Repeat every line of the records below word for word, keeping their order.

::::

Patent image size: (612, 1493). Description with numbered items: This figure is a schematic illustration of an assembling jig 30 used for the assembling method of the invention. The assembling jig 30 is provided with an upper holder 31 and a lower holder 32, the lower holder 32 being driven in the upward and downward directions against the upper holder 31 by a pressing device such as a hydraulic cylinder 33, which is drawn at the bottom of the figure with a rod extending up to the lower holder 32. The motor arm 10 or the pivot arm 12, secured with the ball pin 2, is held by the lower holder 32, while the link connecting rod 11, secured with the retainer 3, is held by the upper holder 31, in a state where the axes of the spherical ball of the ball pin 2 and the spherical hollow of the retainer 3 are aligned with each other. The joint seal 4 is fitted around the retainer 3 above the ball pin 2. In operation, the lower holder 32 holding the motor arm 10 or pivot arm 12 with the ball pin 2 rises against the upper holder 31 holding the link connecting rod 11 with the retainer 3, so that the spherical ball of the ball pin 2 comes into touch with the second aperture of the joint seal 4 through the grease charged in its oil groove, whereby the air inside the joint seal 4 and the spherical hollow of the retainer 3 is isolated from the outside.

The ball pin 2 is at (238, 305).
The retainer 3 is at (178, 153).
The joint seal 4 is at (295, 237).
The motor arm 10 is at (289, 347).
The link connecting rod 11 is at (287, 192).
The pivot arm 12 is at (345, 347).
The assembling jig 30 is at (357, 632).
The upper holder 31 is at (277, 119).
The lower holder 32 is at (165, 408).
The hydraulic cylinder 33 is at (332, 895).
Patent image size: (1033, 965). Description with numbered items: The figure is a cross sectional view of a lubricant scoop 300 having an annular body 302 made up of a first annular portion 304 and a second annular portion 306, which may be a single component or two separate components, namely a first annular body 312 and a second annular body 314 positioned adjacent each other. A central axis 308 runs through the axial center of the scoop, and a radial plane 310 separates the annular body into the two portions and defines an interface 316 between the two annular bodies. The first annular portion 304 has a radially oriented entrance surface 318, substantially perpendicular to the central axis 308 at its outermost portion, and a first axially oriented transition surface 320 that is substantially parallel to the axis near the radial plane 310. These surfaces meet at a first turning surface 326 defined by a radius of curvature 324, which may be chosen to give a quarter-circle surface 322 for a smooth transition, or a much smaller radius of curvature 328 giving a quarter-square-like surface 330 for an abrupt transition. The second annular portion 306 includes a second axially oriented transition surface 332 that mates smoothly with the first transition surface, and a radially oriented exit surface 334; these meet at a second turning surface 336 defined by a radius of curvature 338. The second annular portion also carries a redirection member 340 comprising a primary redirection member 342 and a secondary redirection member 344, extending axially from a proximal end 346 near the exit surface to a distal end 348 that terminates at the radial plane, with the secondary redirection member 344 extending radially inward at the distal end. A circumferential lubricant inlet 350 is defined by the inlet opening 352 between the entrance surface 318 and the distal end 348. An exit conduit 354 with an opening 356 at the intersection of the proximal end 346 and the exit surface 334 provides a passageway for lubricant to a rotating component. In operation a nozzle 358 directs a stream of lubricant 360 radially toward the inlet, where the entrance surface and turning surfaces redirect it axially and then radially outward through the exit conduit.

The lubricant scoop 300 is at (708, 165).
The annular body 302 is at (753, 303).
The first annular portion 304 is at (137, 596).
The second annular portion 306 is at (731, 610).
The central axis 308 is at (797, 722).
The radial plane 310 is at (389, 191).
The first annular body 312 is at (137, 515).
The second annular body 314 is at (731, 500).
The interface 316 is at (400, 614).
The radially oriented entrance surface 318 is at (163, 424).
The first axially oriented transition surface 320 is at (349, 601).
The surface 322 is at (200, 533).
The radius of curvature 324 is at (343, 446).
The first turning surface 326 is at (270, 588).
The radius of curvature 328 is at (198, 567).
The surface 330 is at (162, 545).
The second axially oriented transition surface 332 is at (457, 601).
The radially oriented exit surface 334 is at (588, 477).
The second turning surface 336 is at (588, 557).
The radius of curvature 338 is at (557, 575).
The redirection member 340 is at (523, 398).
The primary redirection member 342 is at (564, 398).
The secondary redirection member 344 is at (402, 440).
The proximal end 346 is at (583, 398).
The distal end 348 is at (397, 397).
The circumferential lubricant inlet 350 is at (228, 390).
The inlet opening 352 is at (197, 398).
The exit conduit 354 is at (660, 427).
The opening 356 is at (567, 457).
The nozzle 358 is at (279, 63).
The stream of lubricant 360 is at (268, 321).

::::

◆ Task response
Patent image size: (612, 1493). Description with numbered items: This figure is a schematic illustration of an assembling jig 30 used for the assembling method of the invention. The assembling jig 30 is provided with an upper holder 31 and a lower holder 32, the lower holder 32 being driven in the upward and downward directions against the upper holder 31 by a pressing device such as a hydraulic cylinder 33, which is drawn at the bottom of the figure with a rod extending up to the lower holder 32. The motor arm 10 or the pivot arm 12, secured with the ball pin 2, is held by the lower holder 32, while the link connecting rod 11, secured with the retainer 3, is held by the upper holder 31, in a state where the axes of the spherical ball of the ball pin 2 and the spherical hollow of the retainer 3 are aligned with each other. The joint seal 4 is fitted around the retainer 3 above the ball pin 2. In operation, the lower holder 32 holding the motor arm 10 or pivot arm 12 with the ball pin 2 rises against the upper holder 31 holding the link connecting rod 11 with the retainer 3, so that the spherical ball of the ball pin 2 comes into touch with the second aperture of the joint seal 4 through the grease charged in its oil groove, whereby the air inside the joint seal 4 and the spherical hollow of the retainer 3 is isolated from the outside.

The ball pin 2 is at (238, 305).
The retainer 3 is at (178, 153).
The joint seal 4 is at (295, 237).
The motor arm 10 is at (289, 347).
The link connecting rod 11 is at (287, 192).
The pivot arm 12 is at (345, 347).
The assembling jig 30 is at (357, 632).
The upper holder 31 is at (277, 119).
The lower holder 32 is at (165, 408).
The hydraulic cylinder 33 is at (332, 895).
Patent image size: (1033, 965). Description with numbered items: The figure is a cross sectional view of a lubricant scoop 300 having an annular body 302 made up of a first annular portion 304 and a second annular portion 306, which may be a single component or two separate components, namely a first annular body 312 and a second annular body 314 positioned adjacent each other. A central axis 308 runs through the axial center of the scoop, and a radial plane 310 separates the annular body into the two portions and defines an interface 316 between the two annular bodies. The first annular portion 304 has a radially oriented entrance surface 318, substantially perpendicular to the central axis 308 at its outermost portion, and a first axially oriented transition surface 320 that is substantially parallel to the axis near the radial plane 310. These surfaces meet at a first turning surface 326 defined by a radius of curvature 324, which may be chosen to give a quarter-circle surface 322 for a smooth transition, or a much smaller radius of curvature 328 giving a quarter-square-like surface 330 for an abrupt transition. The second annular portion 306 includes a second axially oriented transition surface 332 that mates smoothly with the first transition surface, and a radially oriented exit surface 334; these meet at a second turning surface 336 defined by a radius of curvature 338. The second annular portion also carries a redirection member 340 comprising a primary redirection member 342 and a secondary redirection member 344, extending axially from a proximal end 346 near the exit surface to a distal end 348 that terminates at the radial plane, with the secondary redirection member 344 extending radially inward at the distal end. A circumferential lubricant inlet 350 is defined by the inlet opening 352 between the entrance surface 318 and the distal end 348. An exit conduit 354 with an opening 356 at the intersection of the proximal end 346 and the exit surface 334 provides a passageway for lubricant to a rotating component. In operation a nozzle 358 directs a stream of lubricant 360 radially toward the inlet, where the entrance surface and turning surfaces redirect it axially and then radially outward through the exit conduit.

The lubricant scoop 300 is at (708, 165).
The annular body 302 is at (753, 303).
The first annular portion 304 is at (137, 596).
The second annular portion 306 is at (731, 610).
The central axis 308 is at (797, 722).
The radial plane 310 is at (389, 191).
The first annular body 312 is at (137, 515).
The second annular body 314 is at (731, 500).
The interface 316 is at (400, 614).
The radially oriented entrance surface 318 is at (163, 424).
The first axially oriented transition surface 320 is at (349, 601).
The surface 322 is at (200, 533).
The radius of curvature 324 is at (343, 446).
The first turning surface 326 is at (270, 588).
The radius of curvature 328 is at (198, 567).
The surface 330 is at (162, 545).
The second axially oriented transition surface 332 is at (457, 601).
The radially oriented exit surface 334 is at (588, 477).
The second turning surface 336 is at (588, 557).
The radius of curvature 338 is at (557, 575).
The redirection member 340 is at (523, 398).
The primary redirection member 342 is at (564, 398).
The secondary redirection member 344 is at (402, 440).
The proximal end 346 is at (583, 398).
The distal end 348 is at (397, 397).
The circumferential lubricant inlet 350 is at (228, 390).
The inlet opening 352 is at (197, 398).
The exit conduit 354 is at (660, 427).
The opening 356 is at (567, 457).
The nozzle 358 is at (279, 63).
The stream of lubricant 360 is at (268, 321).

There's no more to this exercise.